> _EXERCISE_
Scan the listing and work out how many lines contain the word "label". Nothing but the number should be given.

[Stored data entries]
>> begin

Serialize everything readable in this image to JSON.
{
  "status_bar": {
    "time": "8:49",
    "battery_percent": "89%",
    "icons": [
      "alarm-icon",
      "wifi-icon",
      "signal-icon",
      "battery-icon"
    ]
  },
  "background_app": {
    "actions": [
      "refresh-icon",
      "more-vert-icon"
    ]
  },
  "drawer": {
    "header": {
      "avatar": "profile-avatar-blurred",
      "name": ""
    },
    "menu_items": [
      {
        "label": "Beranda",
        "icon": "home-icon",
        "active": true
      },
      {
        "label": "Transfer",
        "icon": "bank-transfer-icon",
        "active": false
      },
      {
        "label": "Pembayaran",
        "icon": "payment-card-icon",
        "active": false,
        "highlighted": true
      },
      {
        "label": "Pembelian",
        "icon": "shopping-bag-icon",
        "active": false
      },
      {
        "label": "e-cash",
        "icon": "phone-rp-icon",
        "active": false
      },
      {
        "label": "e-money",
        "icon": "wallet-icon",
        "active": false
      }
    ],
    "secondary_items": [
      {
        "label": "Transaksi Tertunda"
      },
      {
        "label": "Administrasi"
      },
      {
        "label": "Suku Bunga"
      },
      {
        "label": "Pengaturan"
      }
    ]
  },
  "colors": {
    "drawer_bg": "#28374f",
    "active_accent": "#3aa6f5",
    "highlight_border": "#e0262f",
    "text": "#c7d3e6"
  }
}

>> end

> _RESULT FOR THIS EXERCISE_
10